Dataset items
:::
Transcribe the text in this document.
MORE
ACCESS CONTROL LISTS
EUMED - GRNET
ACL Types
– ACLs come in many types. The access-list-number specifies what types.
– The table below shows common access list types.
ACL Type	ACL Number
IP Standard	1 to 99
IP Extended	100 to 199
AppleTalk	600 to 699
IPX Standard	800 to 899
:::
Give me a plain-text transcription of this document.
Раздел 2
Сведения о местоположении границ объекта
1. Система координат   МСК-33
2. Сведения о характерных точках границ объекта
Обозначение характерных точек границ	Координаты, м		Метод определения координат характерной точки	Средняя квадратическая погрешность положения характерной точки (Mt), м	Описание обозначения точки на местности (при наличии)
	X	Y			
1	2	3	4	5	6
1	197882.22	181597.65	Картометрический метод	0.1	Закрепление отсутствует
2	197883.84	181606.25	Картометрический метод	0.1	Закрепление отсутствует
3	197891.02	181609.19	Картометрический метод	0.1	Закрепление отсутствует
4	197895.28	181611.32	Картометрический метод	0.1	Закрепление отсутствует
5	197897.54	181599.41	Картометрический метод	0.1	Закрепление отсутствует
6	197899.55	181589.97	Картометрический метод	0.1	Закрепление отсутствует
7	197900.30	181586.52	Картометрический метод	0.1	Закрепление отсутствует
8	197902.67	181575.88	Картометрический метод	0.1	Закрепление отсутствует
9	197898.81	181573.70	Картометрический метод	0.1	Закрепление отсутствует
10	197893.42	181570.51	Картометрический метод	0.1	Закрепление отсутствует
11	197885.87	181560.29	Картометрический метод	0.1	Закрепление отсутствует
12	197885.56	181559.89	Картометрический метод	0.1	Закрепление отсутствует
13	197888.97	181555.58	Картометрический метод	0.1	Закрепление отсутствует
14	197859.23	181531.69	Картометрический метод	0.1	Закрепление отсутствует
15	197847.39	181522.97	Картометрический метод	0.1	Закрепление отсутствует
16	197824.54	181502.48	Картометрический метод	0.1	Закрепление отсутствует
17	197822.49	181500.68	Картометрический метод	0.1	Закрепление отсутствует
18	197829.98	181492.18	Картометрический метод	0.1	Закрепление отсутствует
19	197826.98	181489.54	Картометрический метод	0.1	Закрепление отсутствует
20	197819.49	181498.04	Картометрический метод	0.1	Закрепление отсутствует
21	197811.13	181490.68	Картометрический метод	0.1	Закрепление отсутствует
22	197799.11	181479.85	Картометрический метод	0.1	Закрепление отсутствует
:::
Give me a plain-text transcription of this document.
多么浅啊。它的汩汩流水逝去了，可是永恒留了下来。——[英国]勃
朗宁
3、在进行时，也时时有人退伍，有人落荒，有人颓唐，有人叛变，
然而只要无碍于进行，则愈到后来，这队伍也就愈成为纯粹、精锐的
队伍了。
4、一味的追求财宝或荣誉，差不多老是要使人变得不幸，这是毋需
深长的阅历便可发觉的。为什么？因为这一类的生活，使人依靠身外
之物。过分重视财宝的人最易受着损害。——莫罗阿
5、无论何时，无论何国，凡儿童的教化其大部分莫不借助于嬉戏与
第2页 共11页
:::
TASK BRIEF –
Look through the records and gather each line with the word "Standard".

ANSWER FOR THE TASK –
IP Standard	1 to 99
IPX Standard	800 to 899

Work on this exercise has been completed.